PROMPT A: According to the passage on honey and bacteria, what overall MIC was found for the CREs?
PROMPT B: From the passage on honey and bacteria, return the words starting at "BORSA and VISA were included" and ending at "22%, n = 64).", copied word for word.
PROMPT C: Write the next part of the passage on honey and bacteria, picking up after its last sentence.

PROVIDED TEXT:

= Beginning of Section =

A. baumannii responded strongly to honey exposure; this species was consistently inhibited by all honeys at 11–19% concentrations. A. baumannii is especially problematic as a healthcare-associated infectious agent. It is not the most common SSI agent, but it has a very high rate of resistance against all known antibiotics [2]. A. baumannii is not ubiquitous nor a part of normal flora; it only exists as an HAI [31]. In light of all this, it is especially noteworthy that honey seems to work well against A. baumannii (Overall MIC = 15.7%, n = 33).
BORSA and VISA were included in this study because S. aureus remains the most common causative agent of SSI and is Priority 2 (high) on the 2017 WHO Priority Pathogens List for R&D of New Antibiotics [2,21]. Predictably, the results for both BORSA and VISA were very similar to each other. They followed the same pattern of floral source dependence in that they were best inhibited by manuka and summer Arkansas wildflower honeys. Overall, compared to the other species tested, S. aureus (MIC = 15.7%, n = 60) tended to be more susceptible to honey than the CREs (MIC = 22%, n = 64).

= End of Section =

Page layout parsing data
= Beginning of Section =

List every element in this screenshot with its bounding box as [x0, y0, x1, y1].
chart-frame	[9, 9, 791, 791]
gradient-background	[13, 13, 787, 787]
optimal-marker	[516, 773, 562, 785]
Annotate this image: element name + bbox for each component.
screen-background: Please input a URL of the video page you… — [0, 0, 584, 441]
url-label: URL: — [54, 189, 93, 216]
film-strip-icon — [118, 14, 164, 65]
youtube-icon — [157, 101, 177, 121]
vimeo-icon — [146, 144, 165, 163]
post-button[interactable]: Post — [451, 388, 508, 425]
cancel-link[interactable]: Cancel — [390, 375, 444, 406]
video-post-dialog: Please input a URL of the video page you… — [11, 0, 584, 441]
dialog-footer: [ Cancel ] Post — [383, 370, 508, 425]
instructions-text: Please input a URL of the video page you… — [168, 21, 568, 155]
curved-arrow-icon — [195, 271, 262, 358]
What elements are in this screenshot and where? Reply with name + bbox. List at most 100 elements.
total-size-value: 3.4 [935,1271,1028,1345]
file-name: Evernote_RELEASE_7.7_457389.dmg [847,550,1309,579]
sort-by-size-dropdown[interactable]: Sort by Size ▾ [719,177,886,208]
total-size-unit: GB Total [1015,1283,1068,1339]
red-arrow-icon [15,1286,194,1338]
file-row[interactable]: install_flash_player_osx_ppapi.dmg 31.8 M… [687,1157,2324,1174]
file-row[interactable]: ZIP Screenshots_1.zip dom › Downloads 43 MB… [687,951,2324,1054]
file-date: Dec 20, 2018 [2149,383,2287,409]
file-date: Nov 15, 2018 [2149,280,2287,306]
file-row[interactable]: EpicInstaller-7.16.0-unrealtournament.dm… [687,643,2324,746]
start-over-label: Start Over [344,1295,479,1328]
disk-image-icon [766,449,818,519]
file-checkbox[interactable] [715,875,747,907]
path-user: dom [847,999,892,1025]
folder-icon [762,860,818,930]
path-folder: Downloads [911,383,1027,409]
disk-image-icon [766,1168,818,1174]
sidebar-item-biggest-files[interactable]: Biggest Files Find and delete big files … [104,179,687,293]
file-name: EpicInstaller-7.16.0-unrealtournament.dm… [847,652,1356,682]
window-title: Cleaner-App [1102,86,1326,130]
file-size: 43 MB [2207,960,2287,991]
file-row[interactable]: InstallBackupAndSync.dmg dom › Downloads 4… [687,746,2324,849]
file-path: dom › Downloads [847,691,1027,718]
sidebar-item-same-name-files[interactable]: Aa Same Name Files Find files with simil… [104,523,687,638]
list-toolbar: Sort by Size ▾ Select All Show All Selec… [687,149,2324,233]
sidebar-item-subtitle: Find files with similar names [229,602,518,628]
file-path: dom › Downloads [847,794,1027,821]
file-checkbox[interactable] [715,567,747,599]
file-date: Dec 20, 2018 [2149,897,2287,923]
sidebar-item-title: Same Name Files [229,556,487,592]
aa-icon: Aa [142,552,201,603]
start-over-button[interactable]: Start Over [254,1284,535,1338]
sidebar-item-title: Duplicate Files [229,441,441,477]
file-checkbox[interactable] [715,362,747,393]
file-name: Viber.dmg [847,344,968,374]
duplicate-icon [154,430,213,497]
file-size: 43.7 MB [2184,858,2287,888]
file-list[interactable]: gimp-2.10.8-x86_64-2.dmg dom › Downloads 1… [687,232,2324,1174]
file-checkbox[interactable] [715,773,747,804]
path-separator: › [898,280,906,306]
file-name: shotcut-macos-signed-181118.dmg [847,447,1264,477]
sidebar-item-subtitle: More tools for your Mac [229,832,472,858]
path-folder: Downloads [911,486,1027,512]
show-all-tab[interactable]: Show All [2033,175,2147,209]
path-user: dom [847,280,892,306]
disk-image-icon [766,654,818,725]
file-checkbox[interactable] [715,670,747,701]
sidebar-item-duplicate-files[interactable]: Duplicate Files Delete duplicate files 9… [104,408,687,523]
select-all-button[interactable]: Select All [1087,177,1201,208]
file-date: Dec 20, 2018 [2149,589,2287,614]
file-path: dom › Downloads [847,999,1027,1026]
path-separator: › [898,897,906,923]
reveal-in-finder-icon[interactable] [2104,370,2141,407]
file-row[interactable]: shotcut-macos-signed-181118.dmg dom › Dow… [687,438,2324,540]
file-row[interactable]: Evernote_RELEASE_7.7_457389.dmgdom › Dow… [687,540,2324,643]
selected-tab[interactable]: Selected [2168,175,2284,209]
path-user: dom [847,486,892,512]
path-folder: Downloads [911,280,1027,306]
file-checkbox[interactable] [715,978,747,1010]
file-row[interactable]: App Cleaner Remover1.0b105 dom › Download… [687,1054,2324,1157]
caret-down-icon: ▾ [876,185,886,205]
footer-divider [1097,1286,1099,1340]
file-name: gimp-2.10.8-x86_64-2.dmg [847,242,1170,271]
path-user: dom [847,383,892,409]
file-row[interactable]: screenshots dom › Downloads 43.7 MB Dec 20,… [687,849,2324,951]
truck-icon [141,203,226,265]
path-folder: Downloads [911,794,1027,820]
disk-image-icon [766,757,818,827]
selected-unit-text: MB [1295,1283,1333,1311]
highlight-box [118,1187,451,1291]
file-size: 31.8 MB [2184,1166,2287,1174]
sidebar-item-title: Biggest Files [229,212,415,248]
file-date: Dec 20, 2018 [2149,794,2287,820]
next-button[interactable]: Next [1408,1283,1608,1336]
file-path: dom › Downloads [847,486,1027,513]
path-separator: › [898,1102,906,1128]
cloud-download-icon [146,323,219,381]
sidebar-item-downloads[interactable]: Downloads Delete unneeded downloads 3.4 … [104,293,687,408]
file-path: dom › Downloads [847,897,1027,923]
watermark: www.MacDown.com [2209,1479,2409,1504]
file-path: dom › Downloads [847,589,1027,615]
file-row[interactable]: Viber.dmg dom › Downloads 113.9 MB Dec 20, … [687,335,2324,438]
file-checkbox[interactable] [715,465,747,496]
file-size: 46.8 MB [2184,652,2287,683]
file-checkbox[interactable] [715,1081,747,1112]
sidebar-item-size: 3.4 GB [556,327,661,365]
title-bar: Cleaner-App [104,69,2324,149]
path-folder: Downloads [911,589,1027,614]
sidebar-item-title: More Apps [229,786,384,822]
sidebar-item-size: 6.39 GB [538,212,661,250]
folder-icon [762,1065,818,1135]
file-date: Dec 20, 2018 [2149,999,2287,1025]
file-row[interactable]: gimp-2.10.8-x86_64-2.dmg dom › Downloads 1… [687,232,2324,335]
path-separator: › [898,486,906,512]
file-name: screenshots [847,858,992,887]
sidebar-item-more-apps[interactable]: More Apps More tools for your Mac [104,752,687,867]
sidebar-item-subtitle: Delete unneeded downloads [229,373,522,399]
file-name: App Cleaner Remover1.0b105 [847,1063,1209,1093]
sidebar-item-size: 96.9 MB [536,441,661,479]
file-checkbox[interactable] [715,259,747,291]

= End of Section =

TASK RESULT A: 22% (n = 64).

TASK RESULT B:
BORSA and VISA were included in this study because S. aureus remains the most common causative agent of SSI and is Priority 2 (high) on the 2017 WHO Priority Pathogens List for R&D of New Antibiotics [2,21]. Predictably, the results for both BORSA and VISA were very similar to each other. They followed the same pattern of floral source dependence in that they were best inhibited by manuka and summer Arkansas wildflower honeys. Overall, compared to the other species tested, S. aureus (MIC = 15.7%, n = 60) tended to be more susceptible to honey than the CREs (MIC = 22%, n = 64).

TASK RESULT C:
Manuka honey and Arkansas wildflower honey inhibited the growth of all the multidrug-resistant bacteria species in this study even when highly diluted. In wound care, it is important to consider a dressing that can maintain efficacy as the wound exudate naturally dilutes the topical treatment over time. The MICs in this study are for complete inhibition of growth and do not take into account that at even lower concentrations, honey is still inhibiting a large degree of bacterial growth, while also interfering with virulence factors and facilitating wound healing through mechanisms related to re-epithelialization, immune stimulation, and so on [3]. Given this, a honey dressing would continue to provide a significant advantage to a person with an antibiotic-resistant wound infection even if the wound is exuding heavily.
Wound infections are second only to hospital-acquired pneumonia in healthcare infection prevalence [1]. HAIs continue to be a serious problem, which has been exacerbated by the increasing occurrence of antibiotic resistance. Weakened surgical patients, burn patients, diabetics with open ulcers, and elderly immobile patients with bedsores are especially vulnerable to these resistant wound infections in healthcare facilities. The overuse of antibiotics combined with the weakened immunity of this demographic contributes to a high rate of mortality for those who acquire wound infections [32,33].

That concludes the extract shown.